======== Available records ========

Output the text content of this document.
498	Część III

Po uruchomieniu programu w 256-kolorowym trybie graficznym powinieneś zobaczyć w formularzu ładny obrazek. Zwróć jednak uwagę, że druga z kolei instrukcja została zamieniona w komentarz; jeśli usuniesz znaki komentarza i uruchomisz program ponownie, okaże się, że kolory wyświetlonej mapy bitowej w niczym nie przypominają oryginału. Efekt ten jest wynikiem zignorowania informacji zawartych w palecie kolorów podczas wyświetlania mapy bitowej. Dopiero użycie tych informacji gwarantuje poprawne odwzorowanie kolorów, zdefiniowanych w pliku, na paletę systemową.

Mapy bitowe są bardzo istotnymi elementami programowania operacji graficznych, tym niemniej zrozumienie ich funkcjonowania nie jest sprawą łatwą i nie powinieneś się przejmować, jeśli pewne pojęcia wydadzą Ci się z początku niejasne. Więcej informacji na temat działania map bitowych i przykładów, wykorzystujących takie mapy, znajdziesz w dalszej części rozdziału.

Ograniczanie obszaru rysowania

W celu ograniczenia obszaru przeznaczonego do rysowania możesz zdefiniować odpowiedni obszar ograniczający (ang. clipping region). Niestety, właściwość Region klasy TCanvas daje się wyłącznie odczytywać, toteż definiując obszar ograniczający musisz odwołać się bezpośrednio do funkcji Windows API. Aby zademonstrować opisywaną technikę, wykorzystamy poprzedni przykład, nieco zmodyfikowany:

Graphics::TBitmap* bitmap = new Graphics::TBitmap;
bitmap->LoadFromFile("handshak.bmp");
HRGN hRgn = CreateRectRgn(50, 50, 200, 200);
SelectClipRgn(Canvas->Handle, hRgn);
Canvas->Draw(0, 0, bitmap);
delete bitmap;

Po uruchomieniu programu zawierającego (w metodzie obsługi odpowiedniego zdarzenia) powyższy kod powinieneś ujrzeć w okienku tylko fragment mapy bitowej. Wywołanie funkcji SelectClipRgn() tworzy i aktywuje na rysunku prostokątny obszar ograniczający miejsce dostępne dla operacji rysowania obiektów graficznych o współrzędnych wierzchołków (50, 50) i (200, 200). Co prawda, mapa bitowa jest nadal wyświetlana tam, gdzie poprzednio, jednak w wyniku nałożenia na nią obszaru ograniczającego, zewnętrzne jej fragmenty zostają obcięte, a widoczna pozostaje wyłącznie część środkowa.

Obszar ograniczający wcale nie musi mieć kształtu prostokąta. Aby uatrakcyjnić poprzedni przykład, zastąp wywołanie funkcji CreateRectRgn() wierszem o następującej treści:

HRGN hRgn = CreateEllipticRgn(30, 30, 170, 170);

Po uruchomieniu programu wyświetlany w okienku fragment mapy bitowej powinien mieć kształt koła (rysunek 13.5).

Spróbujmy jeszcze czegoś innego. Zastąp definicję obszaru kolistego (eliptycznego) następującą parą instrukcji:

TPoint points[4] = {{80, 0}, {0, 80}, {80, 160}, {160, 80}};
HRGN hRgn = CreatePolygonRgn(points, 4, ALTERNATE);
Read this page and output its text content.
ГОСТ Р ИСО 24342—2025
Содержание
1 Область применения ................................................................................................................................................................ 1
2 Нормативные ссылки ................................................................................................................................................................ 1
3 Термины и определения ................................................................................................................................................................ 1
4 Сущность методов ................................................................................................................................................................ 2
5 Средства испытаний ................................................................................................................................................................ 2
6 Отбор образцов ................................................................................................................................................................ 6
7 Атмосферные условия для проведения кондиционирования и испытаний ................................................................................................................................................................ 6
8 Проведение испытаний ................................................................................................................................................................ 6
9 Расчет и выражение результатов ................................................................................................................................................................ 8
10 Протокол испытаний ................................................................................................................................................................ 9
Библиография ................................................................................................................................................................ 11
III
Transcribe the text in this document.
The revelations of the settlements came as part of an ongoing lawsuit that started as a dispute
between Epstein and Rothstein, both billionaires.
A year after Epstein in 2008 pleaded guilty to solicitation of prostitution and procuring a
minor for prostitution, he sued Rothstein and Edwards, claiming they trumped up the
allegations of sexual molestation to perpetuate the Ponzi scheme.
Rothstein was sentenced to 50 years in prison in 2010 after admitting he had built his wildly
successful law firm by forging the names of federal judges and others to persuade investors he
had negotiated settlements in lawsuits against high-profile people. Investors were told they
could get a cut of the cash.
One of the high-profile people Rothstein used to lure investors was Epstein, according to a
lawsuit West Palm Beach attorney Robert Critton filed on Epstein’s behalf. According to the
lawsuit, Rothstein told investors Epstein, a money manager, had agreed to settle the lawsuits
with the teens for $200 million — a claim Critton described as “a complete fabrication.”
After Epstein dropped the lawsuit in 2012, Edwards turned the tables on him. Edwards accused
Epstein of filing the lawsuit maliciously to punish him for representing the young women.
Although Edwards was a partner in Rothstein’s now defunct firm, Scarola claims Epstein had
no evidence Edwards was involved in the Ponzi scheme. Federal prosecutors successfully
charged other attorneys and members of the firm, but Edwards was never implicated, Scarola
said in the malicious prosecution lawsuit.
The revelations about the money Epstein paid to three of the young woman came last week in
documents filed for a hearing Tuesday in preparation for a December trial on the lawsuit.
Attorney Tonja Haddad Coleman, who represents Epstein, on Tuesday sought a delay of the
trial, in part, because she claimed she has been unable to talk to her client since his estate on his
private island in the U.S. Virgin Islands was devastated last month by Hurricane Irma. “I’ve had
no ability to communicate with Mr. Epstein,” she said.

========

● **To be done**
Report every line in the data above in which the word "said" appears.

● **Worked solution**
said in the malicious prosecution lawsuit.
no ability to communicate with Mr. Epstein,” she said.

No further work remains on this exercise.